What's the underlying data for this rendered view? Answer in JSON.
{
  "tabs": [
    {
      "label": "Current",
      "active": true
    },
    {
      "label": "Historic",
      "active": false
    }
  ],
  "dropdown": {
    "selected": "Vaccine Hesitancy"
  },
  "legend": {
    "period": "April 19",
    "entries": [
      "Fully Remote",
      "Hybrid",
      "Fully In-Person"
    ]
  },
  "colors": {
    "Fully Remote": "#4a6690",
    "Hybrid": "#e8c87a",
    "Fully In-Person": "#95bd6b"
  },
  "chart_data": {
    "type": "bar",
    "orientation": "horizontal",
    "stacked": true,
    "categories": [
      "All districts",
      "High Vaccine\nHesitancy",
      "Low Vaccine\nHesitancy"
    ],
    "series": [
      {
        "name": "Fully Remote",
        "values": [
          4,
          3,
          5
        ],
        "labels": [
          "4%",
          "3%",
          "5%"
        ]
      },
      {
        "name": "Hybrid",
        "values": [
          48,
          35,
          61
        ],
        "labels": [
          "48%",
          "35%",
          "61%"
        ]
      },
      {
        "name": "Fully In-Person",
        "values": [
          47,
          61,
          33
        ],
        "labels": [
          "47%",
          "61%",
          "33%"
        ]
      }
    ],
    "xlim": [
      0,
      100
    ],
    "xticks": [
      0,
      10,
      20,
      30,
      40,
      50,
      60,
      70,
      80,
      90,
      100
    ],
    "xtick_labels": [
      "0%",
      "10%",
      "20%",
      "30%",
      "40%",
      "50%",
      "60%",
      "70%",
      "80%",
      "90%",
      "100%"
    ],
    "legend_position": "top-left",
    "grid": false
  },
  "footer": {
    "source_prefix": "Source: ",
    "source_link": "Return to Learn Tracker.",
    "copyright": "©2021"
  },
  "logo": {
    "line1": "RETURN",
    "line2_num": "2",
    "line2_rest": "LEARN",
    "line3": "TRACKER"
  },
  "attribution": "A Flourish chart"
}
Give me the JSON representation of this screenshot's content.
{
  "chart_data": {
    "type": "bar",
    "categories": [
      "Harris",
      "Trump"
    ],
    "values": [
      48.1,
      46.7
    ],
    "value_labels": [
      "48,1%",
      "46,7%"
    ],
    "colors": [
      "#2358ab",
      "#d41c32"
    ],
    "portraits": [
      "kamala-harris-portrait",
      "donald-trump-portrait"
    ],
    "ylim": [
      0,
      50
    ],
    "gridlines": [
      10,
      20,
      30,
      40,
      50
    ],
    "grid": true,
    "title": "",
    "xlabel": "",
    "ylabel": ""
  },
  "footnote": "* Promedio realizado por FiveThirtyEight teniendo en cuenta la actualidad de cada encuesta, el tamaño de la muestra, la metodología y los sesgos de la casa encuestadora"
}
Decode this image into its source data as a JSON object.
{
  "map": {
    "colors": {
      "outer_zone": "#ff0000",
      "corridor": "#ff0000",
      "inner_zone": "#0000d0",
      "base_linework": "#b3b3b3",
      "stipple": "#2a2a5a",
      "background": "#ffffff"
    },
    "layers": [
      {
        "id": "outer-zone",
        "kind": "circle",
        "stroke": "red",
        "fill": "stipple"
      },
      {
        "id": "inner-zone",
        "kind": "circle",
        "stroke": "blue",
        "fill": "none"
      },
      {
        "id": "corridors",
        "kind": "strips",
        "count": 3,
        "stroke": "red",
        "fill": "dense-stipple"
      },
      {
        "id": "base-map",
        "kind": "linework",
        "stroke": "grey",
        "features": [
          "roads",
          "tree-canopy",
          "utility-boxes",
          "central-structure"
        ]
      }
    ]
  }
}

++++++++

» **BRIEF**: Reproduce the entries above in full, verbatim.

» **SOLUTION**:
What's the underlying data for this rendered view? Answer in JSON.
{
  "tabs": [
    {
      "label": "Current",
      "active": true
    },
    {
      "label": "Historic",
      "active": false
    }
  ],
  "dropdown": {
    "selected": "Vaccine Hesitancy"
  },
  "legend": {
    "period": "April 19",
    "entries": [
      "Fully Remote",
      "Hybrid",
      "Fully In-Person"
    ]
  },
  "colors": {
    "Fully Remote": "#4a6690",
    "Hybrid": "#e8c87a",
    "Fully In-Person": "#95bd6b"
  },
  "chart_data": {
    "type": "bar",
    "orientation": "horizontal",
    "stacked": true,
    "categories": [
      "All districts",
      "High Vaccine\nHesitancy",
      "Low Vaccine\nHesitancy"
    ],
    "series": [
      {
        "name": "Fully Remote",
        "values": [
          4,
          3,
          5
        ],
        "labels": [
          "4%",
          "3%",
          "5%"
        ]
      },
      {
        "name": "Hybrid",
        "values": [
          48,
          35,
          61
        ],
        "labels": [
          "48%",
          "35%",
          "61%"
        ]
      },
      {
        "name": "Fully In-Person",
        "values": [
          47,
          61,
          33
        ],
        "labels": [
          "47%",
          "61%",
          "33%"
        ]
      }
    ],
    "xlim": [
      0,
      100
    ],
    "xticks": [
      0,
      10,
      20,
      30,
      40,
      50,
      60,
      70,
      80,
      90,
      100
    ],
    "xtick_labels": [
      "0%",
      "10%",
      "20%",
      "30%",
      "40%",
      "50%",
      "60%",
      "70%",
      "80%",
      "90%",
      "100%"
    ],
    "legend_position": "top-left",
    "grid": false
  },
  "footer": {
    "source_prefix": "Source: ",
    "source_link": "Return to Learn Tracker.",
    "copyright": "©2021"
  },
  "logo": {
    "line1": "RETURN",
    "line2_num": "2",
    "line2_rest": "LEARN",
    "line3": "TRACKER"
  },
  "attribution": "A Flourish chart"
}
Give me the JSON representation of this screenshot's content.
{
  "chart_data": {
    "type": "bar",
    "categories": [
      "Harris",
      "Trump"
    ],
    "values": [
      48.1,
      46.7
    ],
    "value_labels": [
      "48,1%",
      "46,7%"
    ],
    "colors": [
      "#2358ab",
      "#d41c32"
    ],
    "portraits": [
      "kamala-harris-portrait",
      "donald-trump-portrait"
    ],
    "ylim": [
      0,
      50
    ],
    "gridlines": [
      10,
      20,
      30,
      40,
      50
    ],
    "grid": true,
    "title": "",
    "xlabel": "",
    "ylabel": ""
  },
  "footnote": "* Promedio realizado por FiveThirtyEight teniendo en cuenta la actualidad de cada encuesta, el tamaño de la muestra, la metodología y los sesgos de la casa encuestadora"
}
Decode this image into its source data as a JSON object.
{
  "map": {
    "colors": {
      "outer_zone": "#ff0000",
      "corridor": "#ff0000",
      "inner_zone": "#0000d0",
      "base_linework": "#b3b3b3",
      "stipple": "#2a2a5a",
      "background": "#ffffff"
    },
    "layers": [
      {
        "id": "outer-zone",
        "kind": "circle",
        "stroke": "red",
        "fill": "stipple"
      },
      {
        "id": "inner-zone",
        "kind": "circle",
        "stroke": "blue",
        "fill": "none"
      },
      {
        "id": "corridors",
        "kind": "strips",
        "count": 3,
        "stroke": "red",
        "fill": "dense-stipple"
      },
      {
        "id": "base-map",
        "kind": "linework",
        "stroke": "grey",
        "features": [
          "roads",
          "tree-canopy",
          "utility-boxes",
          "central-structure"
        ]
      }
    ]
  }
}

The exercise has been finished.